● **DATA SHOWN**
^^^^
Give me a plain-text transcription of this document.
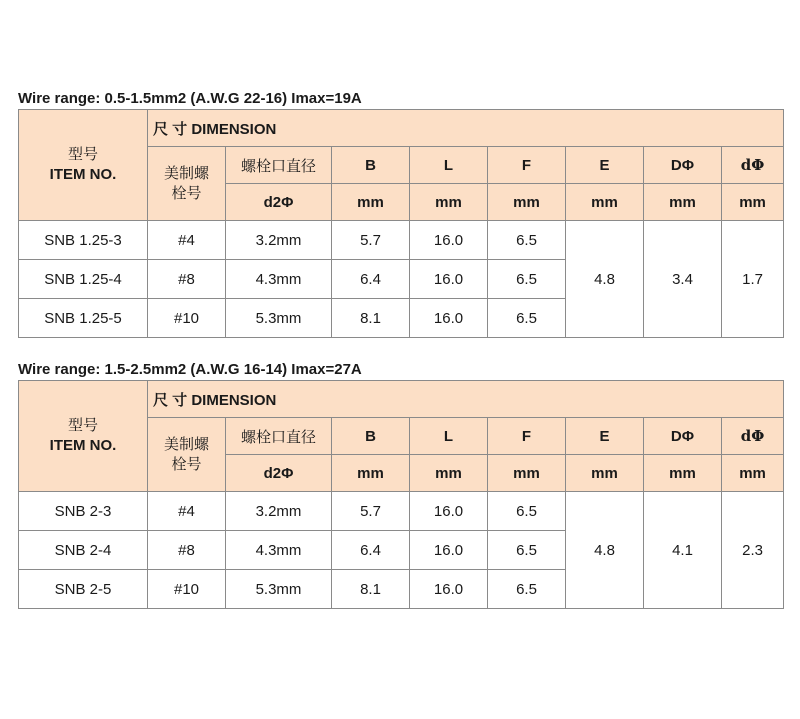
Wire range: 0.5-1.5mm2 (A.W.G 22-16) Imax=19A
型号
ITEM NO.	尺 寸 DIMENSION							

	美制螺
栓号	螺栓口直径	B	L	F	E	DΦ	dΦ
		d2Φ	mm	mm	mm	mm	mm	mm
SNB 1.25-3	#4	3.2mm	5.7	16.0	6.5	4.8	3.4	1.7
SNB 1.25-4	#8	4.3mm	6.4	16.0	6.5			
SNB 1.25-5	#10	5.3mm	8.1	16.0	6.5			
Wire range: 1.5-2.5mm2 (A.W.G 16-14) Imax=27A
型号
ITEM NO.	尺 寸 DIMENSION							

	美制螺
栓号	螺栓口直径	B	L	F	E	DΦ	dΦ
		d2Φ	mm	mm	mm	mm	mm	mm
SNB 2-3	#4	3.2mm	5.7	16.0	6.5	4.8	4.1	2.3
SNB 2-4	#8	4.3mm	6.4	16.0	6.5			
SNB 2-5	#10	5.3mm	8.1	16.0	6.5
^^^^
● **AIM OF THE EXERCISE**
Quote every record above exactly, omitting any pictures they contain.

● **ANSWER FOR THE TASK**
Give me a plain-text transcription of this document.
Wire range: 0.5-1.5mm2 (A.W.G 22-16) Imax=19A
型号
ITEM NO.	尺 寸 DIMENSION							

	美制螺
栓号	螺栓口直径	B	L	F	E	DΦ	dΦ
		d2Φ	mm	mm	mm	mm	mm	mm
SNB 1.25-3	#4	3.2mm	5.7	16.0	6.5	4.8	3.4	1.7
SNB 1.25-4	#8	4.3mm	6.4	16.0	6.5			
SNB 1.25-5	#10	5.3mm	8.1	16.0	6.5			
Wire range: 1.5-2.5mm2 (A.W.G 16-14) Imax=27A
型号
ITEM NO.	尺 寸 DIMENSION							

	美制螺
栓号	螺栓口直径	B	L	F	E	DΦ	dΦ
		d2Φ	mm	mm	mm	mm	mm	mm
SNB 2-3	#4	3.2mm	5.7	16.0	6.5	4.8	4.1	2.3
SNB 2-4	#8	4.3mm	6.4	16.0	6.5			
SNB 2-5	#10	5.3mm	8.1	16.0	6.5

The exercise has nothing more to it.